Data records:
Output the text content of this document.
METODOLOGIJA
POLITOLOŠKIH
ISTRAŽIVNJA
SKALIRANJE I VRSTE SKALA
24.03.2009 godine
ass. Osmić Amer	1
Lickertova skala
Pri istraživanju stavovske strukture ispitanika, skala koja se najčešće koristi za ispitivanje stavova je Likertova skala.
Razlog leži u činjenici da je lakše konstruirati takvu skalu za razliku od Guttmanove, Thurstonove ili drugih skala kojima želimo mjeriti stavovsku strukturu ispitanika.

__GIVEN PROBLEM__: Return what is listed above, exactly and completely.

__SOLVED PROBLEM__:
Output the text content of this document.
METODOLOGIJA
POLITOLOŠKIH
ISTRAŽIVNJA
SKALIRANJE I VRSTE SKALA
24.03.2009 godine
ass. Osmić Amer	1
Lickertova skala
Pri istraživanju stavovske strukture ispitanika, skala koja se najčešće koristi za ispitivanje stavova je Likertova skala.
Razlog leži u činjenici da je lakše konstruirati takvu skalu za razliku od Guttmanove, Thurstonove ili drugih skala kojima želimo mjeriti stavovsku strukturu ispitanika.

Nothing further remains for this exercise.